Request:
Format the rows starting at the one that contains "github-icon[interactable] [1240,17,1260,37]" and ending at the one that contains "chevron-right-icon [954,382,1010,438]" as a numbered list, omitting any blank lines.

Provided records:
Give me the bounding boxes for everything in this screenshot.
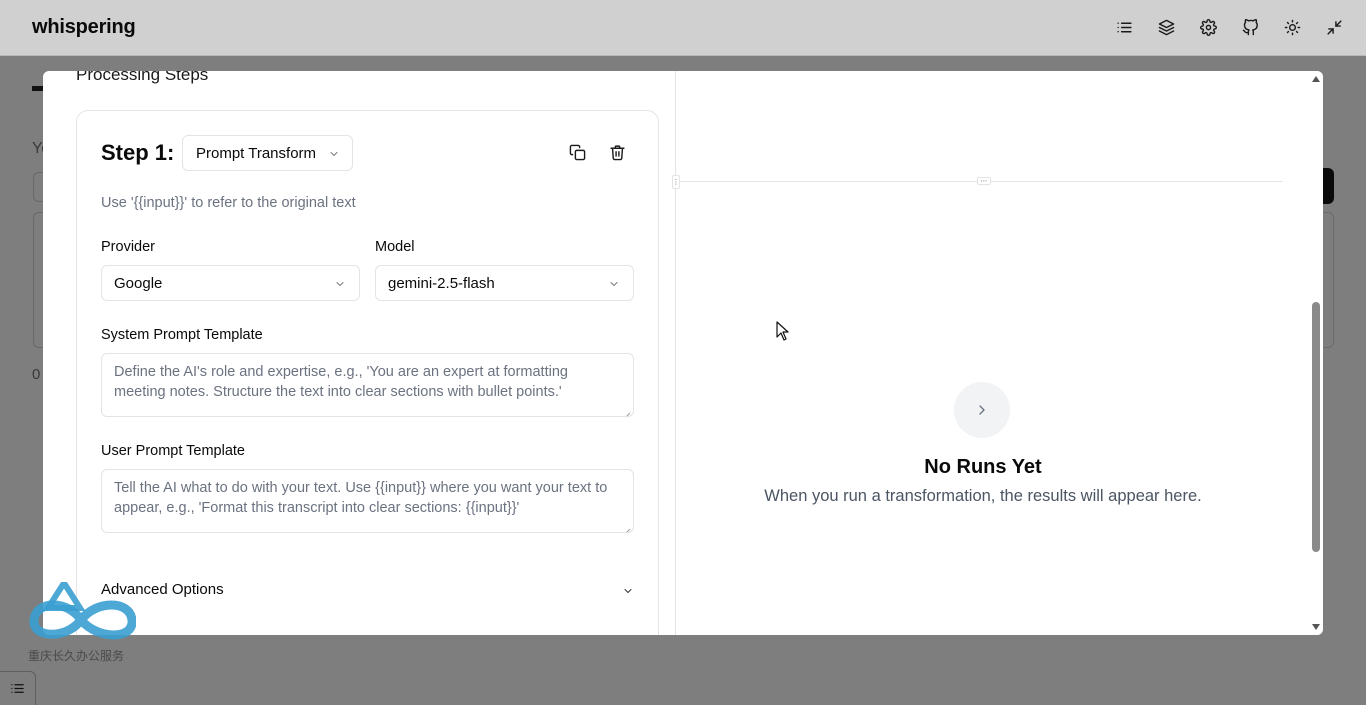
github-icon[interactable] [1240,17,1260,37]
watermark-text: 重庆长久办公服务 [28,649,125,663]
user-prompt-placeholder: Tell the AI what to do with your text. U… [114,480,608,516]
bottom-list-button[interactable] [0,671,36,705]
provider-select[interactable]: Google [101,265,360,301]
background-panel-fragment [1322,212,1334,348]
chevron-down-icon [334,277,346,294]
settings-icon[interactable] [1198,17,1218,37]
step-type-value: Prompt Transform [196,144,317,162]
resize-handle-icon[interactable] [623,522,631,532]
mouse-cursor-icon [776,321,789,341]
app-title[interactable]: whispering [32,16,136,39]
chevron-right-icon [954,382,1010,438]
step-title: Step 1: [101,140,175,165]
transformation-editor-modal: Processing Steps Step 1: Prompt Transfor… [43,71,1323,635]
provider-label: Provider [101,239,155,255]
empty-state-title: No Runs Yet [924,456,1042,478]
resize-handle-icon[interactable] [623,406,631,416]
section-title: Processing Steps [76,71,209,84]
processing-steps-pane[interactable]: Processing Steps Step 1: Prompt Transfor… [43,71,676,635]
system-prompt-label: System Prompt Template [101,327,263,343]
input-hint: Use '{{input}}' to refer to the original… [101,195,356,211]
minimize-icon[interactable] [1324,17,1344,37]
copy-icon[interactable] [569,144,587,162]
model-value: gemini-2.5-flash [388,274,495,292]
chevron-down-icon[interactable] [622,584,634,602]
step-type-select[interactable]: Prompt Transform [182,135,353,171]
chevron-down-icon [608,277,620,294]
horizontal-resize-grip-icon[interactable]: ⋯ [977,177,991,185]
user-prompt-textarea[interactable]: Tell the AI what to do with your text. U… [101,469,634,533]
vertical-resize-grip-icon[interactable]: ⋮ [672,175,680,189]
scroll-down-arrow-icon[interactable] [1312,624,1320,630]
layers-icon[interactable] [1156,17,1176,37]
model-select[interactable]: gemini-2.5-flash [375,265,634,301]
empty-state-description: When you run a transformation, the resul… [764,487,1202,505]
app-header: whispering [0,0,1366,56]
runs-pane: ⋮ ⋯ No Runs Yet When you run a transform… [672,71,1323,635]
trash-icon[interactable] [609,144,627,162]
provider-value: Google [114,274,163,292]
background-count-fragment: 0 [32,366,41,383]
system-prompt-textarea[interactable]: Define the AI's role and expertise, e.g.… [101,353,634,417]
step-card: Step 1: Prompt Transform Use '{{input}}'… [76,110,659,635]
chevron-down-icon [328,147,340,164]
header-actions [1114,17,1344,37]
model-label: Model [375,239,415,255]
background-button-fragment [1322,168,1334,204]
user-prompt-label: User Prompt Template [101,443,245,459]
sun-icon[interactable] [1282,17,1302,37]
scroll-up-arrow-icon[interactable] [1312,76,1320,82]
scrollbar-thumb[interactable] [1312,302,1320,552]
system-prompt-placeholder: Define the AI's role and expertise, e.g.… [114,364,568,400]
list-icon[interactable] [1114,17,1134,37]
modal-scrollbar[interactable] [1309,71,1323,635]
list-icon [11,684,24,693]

Answer:
1. github-icon[interactable] [1240,17,1260,37]
2. watermark-text: 重庆长久办公服务 [28,649,125,663]
3. user-prompt-placeholder: Tell the AI what to do with your text. U… [114,480,608,516]
4. bottom-list-button[interactable] [0,671,36,705]
5. provider-select[interactable]: Google [101,265,360,301]
6. background-panel-fragment [1322,212,1334,348]
7. chevron-down-icon [334,277,346,294]
8. settings-icon[interactable] [1198,17,1218,37]
9. step-type-value: Prompt Transform [196,144,317,162]
10. resize-handle-icon[interactable] [623,522,631,532]
11. mouse-cursor-icon [776,321,789,341]
12. app-title[interactable]: whispering [32,16,136,39]
13. chevron-right-icon [954,382,1010,438]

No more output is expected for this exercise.